**Task description:**
Can you output the records below exactly as they are written?

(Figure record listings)

-=-=-

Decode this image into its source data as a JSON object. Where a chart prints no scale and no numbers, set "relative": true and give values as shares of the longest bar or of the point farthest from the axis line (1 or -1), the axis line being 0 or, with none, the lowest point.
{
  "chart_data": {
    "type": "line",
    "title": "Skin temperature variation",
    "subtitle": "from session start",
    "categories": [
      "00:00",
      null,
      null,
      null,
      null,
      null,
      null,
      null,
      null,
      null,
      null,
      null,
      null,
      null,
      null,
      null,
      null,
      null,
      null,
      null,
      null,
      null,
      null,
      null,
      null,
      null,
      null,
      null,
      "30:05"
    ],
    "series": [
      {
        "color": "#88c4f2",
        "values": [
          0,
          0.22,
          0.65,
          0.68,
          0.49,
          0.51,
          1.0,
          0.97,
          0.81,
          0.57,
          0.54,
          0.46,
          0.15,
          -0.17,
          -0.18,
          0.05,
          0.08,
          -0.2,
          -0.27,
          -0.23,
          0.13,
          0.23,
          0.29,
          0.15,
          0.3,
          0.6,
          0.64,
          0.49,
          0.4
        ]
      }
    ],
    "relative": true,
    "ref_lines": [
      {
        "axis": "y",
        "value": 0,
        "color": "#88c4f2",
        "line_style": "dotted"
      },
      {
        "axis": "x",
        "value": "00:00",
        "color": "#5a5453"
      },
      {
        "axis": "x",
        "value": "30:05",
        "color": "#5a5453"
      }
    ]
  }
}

-=-=-

**Exercise result:**
Decode this image into its source data as a JSON object. Where a chart prints no scale and no numbers, set "relative": true and give values as shares of the longest bar or of the point farthest from the axis line (1 or -1), the axis line being 0 or, with none, the lowest point.
{
  "chart_data": {
    "type": "line",
    "title": "Skin temperature variation",
    "subtitle": "from session start",
    "categories": [
      "00:00",
      null,
      null,
      null,
      null,
      null,
      null,
      null,
      null,
      null,
      null,
      null,
      null,
      null,
      null,
      null,
      null,
      null,
      null,
      null,
      null,
      null,
      null,
      null,
      null,
      null,
      null,
      null,
      "30:05"
    ],
    "series": [
      {
        "color": "#88c4f2",
        "values": [
          0,
          0.22,
          0.65,
          0.68,
          0.49,
          0.51,
          1.0,
          0.97,
          0.81,
          0.57,
          0.54,
          0.46,
          0.15,
          -0.17,
          -0.18,
          0.05,
          0.08,
          -0.2,
          -0.27,
          -0.23,
          0.13,
          0.23,
          0.29,
          0.15,
          0.3,
          0.6,
          0.64,
          0.49,
          0.4
        ]
      }
    ],
    "relative": true,
    "ref_lines": [
      {
        "axis": "y",
        "value": 0,
        "color": "#88c4f2",
        "line_style": "dotted"
      },
      {
        "axis": "x",
        "value": "00:00",
        "color": "#5a5453"
      },
      {
        "axis": "x",
        "value": "30:05",
        "color": "#5a5453"
      }
    ]
  }
}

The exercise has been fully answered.